[Task directions] Return each line of the material verbatim.

*****

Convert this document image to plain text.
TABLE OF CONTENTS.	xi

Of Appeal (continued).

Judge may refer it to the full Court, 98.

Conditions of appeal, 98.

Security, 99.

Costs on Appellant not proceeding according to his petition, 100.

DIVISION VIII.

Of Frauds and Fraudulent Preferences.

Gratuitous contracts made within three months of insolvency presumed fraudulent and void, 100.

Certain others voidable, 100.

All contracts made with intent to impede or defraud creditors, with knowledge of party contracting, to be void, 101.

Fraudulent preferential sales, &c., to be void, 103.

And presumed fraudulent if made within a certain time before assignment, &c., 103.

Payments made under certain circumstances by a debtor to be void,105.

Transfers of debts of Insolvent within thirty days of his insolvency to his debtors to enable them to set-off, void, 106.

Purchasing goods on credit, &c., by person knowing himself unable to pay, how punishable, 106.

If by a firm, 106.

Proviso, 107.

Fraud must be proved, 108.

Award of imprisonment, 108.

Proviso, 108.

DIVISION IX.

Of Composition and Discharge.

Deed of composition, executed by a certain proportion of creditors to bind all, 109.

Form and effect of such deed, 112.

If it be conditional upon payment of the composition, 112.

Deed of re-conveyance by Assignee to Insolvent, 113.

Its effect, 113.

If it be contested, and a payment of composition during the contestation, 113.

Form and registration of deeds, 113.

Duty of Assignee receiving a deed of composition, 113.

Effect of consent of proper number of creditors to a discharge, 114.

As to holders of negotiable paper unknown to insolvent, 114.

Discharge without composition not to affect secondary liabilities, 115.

*****

[Solution to this problem]
Convert this document image to plain text.
TABLE OF CONTENTS.	xi

Of Appeal (continued).

Judge may refer it to the full Court, 98.

Conditions of appeal, 98.

Security, 99.

Costs on Appellant not proceeding according to his petition, 100.

DIVISION VIII.

Of Frauds and Fraudulent Preferences.

Gratuitous contracts made within three months of insolvency presumed fraudulent and void, 100.

Certain others voidable, 100.

All contracts made with intent to impede or defraud creditors, with knowledge of party contracting, to be void, 101.

Fraudulent preferential sales, &c., to be void, 103.

And presumed fraudulent if made within a certain time before assignment, &c., 103.

Payments made under certain circumstances by a debtor to be void,105.

Transfers of debts of Insolvent within thirty days of his insolvency to his debtors to enable them to set-off, void, 106.

Purchasing goods on credit, &c., by person knowing himself unable to pay, how punishable, 106.

If by a firm, 106.

Proviso, 107.

Fraud must be proved, 108.

Award of imprisonment, 108.

Proviso, 108.

DIVISION IX.

Of Composition and Discharge.

Deed of composition, executed by a certain proportion of creditors to bind all, 109.

Form and effect of such deed, 112.

If it be conditional upon payment of the composition, 112.

Deed of re-conveyance by Assignee to Insolvent, 113.

Its effect, 113.

If it be contested, and a payment of composition during the contestation, 113.

Form and registration of deeds, 113.

Duty of Assignee receiving a deed of composition, 113.

Effect of consent of proper number of creditors to a discharge, 114.

As to holders of negotiable paper unknown to insolvent, 114.

Discharge without composition not to affect secondary liabilities, 115.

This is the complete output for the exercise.